## Instruction:
Reproduce every entry exactly.
#### Data for processing ####
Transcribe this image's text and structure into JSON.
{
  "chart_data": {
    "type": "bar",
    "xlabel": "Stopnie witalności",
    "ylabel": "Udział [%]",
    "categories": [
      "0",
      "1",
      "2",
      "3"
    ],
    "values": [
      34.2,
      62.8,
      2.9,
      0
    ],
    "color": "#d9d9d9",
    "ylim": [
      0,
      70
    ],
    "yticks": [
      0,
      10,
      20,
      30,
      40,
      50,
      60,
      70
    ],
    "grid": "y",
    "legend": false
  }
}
####
## Complete output:
Transcribe this image's text and structure into JSON.
{
  "chart_data": {
    "type": "bar",
    "xlabel": "Stopnie witalności",
    "ylabel": "Udział [%]",
    "categories": [
      "0",
      "1",
      "2",
      "3"
    ],
    "values": [
      34.2,
      62.8,
      2.9,
      0
    ],
    "color": "#d9d9d9",
    "ylim": [
      0,
      70
    ],
    "yticks": [
      0,
      10,
      20,
      30,
      40,
      50,
      60,
      70
    ],
    "grid": "y",
    "legend": false
  }
}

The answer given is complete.